GIVEN INSTRUCTION: Copy each line of the data below with the word "relative".

─── DATA SECTION ───

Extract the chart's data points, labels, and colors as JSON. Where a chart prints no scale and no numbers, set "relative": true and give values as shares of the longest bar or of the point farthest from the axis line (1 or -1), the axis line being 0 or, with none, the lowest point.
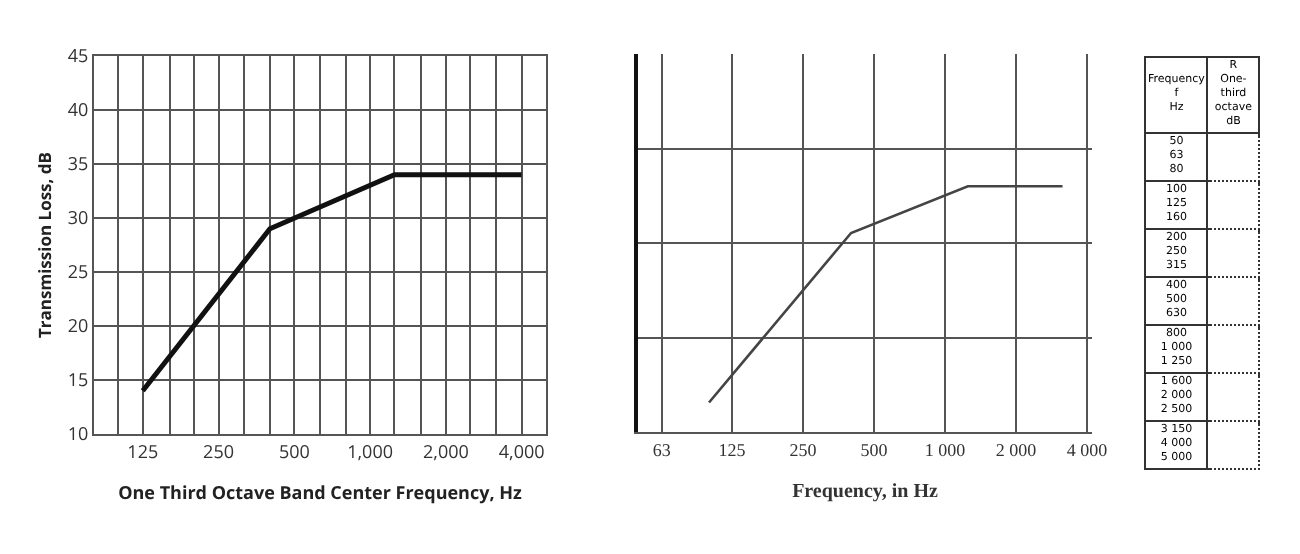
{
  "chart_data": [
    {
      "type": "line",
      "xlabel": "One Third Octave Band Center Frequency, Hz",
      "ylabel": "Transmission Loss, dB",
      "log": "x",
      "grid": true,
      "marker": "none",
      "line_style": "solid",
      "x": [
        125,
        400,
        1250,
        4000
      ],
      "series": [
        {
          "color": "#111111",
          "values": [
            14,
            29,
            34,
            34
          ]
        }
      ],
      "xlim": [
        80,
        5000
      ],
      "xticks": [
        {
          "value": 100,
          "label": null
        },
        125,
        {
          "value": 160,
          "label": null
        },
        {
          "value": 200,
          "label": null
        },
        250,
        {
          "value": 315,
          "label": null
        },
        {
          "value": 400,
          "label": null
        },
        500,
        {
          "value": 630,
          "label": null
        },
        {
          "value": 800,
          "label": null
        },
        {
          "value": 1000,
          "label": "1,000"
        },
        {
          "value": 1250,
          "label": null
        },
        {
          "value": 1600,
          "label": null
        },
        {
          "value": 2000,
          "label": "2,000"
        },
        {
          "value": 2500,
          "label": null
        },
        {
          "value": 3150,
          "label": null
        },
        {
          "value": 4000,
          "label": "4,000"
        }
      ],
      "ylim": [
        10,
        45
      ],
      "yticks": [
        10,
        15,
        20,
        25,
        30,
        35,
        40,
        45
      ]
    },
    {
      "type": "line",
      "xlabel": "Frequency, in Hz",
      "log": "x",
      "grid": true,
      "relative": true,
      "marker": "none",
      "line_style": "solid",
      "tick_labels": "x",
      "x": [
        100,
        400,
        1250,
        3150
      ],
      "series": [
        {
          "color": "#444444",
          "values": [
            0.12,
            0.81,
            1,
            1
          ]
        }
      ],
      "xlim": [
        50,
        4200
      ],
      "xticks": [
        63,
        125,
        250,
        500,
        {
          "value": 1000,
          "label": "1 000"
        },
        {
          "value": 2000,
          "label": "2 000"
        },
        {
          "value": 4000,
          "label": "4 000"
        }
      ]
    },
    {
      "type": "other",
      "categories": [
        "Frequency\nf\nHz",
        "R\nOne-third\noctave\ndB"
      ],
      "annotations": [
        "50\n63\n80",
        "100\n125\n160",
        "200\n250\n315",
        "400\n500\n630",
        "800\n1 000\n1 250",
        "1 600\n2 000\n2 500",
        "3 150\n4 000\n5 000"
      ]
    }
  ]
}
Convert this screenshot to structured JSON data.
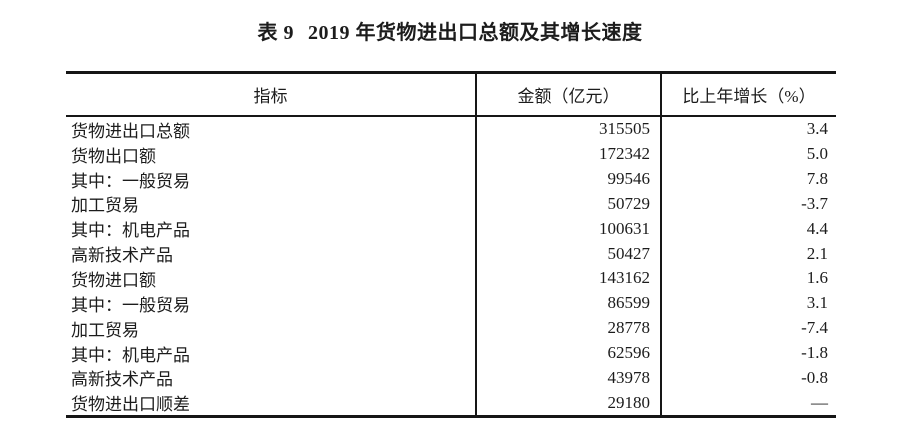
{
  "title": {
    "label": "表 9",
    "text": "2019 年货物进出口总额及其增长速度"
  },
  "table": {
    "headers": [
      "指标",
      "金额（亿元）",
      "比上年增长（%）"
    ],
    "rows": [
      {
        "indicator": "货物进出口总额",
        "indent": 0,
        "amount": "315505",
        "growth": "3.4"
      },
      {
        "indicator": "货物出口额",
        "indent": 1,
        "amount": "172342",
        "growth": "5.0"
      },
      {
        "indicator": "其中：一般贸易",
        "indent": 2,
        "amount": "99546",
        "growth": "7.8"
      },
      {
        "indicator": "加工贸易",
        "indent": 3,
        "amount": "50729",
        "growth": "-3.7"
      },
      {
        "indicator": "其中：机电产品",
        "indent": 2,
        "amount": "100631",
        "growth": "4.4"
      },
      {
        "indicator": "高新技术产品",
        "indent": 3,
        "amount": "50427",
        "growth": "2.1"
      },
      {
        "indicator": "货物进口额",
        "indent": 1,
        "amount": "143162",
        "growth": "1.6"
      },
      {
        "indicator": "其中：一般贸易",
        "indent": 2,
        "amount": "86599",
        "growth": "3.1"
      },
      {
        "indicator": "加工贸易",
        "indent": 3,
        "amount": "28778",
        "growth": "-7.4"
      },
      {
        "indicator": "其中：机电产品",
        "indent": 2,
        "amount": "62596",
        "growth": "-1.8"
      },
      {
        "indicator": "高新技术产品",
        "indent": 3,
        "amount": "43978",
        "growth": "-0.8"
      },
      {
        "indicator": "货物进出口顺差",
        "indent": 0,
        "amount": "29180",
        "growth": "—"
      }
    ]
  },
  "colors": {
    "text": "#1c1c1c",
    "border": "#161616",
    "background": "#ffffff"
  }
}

───

ANSWER BELOW:
Extract the chart's data points, labels, and colors as JSON. Where a chart prints no scale and no numbers, set "relative": true and give values as shares of the longest bar or of the point farthest from the axis line (1 or -1), the axis line being 0 or, with none, the lowest point.
      "relative": true,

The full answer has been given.